◆ Fragmento citado ◆
☆ ☆ ☆ ☆
Su temprana vinculación al teatro, en un periodo de la vida nacional de exacerbada ideologización, en el que el arte no podía concebirse divorciado de la política, es narrado con el desparpajo y gracia que identifican sus novelas. Es destacable la afirmación que el lector encuentra en el capítulo titulado La Maravillosa Utopía: “Desde aquella tarde que recibí la epifanía, no dudé un solo instante en hacerme escritor. Pero un escritor no se hace por decreto. La escritura es un largo destino íntimo que está lleno de tristezas y vicisitudes”. Fiel a ese derrotero, el futuro autor de Un habitante del séptimo cielo emprenderá un camino en el que se manifestará un desbordado interés por la vida cultural de Cali. En esta ciudad germinará – al son de la música y las tertulias, la bohemia y las lecturas – una obra que, valorada en su conjunto, ha palpitado al compás de los latidos de su entorno. Fabio Martínez jamás ha padecido del rubor del provinciano ni ha estilado el caricaturesco cosmopolitismo que algunos enrostran para desconocer su origen. La lectura de estas memorias es también la posibilidad de conocer una vida intelectual alejada de los fanatismos y cimentada sobre una de las cualidades más escasas en el muchas veces venenoso bestiario de los letraheridos: la generosidad.
☆ ☆ ☆ ☆
Datos del análisis de la disposición del documento:
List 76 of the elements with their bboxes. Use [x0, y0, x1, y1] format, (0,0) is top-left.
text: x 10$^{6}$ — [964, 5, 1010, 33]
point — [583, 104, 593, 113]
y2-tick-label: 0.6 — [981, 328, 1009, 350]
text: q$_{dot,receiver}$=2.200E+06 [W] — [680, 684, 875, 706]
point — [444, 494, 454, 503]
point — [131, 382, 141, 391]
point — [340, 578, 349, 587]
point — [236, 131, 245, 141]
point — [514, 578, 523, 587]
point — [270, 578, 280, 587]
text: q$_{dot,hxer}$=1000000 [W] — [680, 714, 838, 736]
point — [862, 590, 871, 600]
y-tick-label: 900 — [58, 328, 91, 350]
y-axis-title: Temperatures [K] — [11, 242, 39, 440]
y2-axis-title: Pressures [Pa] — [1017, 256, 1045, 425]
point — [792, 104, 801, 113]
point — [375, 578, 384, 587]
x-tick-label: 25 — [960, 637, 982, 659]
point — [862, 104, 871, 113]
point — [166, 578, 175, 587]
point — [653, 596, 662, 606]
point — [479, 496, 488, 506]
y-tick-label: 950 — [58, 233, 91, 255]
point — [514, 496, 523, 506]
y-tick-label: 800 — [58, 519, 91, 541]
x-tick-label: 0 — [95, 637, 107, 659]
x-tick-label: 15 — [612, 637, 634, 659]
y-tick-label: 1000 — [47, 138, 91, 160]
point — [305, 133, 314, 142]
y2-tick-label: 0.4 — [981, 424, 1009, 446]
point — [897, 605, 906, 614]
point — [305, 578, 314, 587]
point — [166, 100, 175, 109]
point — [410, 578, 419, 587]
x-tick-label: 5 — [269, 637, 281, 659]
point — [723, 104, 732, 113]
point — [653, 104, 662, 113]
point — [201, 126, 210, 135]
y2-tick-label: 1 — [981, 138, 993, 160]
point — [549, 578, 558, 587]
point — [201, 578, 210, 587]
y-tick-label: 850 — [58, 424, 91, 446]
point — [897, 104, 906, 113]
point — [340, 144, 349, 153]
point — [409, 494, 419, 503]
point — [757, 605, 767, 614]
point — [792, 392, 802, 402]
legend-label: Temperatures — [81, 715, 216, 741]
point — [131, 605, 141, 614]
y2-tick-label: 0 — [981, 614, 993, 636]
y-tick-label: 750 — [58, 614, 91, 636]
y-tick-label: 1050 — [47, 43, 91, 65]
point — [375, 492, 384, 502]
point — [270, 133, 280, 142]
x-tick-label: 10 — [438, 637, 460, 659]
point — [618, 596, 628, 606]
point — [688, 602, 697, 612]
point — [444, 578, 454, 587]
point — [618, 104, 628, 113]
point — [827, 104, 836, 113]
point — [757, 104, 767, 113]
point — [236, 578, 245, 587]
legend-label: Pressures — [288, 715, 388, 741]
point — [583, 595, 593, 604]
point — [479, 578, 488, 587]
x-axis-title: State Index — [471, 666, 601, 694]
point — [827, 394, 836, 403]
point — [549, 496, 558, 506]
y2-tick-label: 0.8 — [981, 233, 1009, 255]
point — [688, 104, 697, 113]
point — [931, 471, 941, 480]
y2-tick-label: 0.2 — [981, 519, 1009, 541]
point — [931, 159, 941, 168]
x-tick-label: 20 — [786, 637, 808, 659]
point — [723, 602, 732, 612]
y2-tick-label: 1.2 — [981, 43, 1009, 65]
☆ ☆ ☆ ☆
◆ Tarea asignada ◆
Según el fragmento sobre las memorias de Fabio Martínez, ¿cómo se titula el capítulo donde aparece la afirmación sobre «la epifanía»? Para responder, utilice únicamente el fragmento.

◆ Resultado obtenido ◆
La Maravillosa Utopía.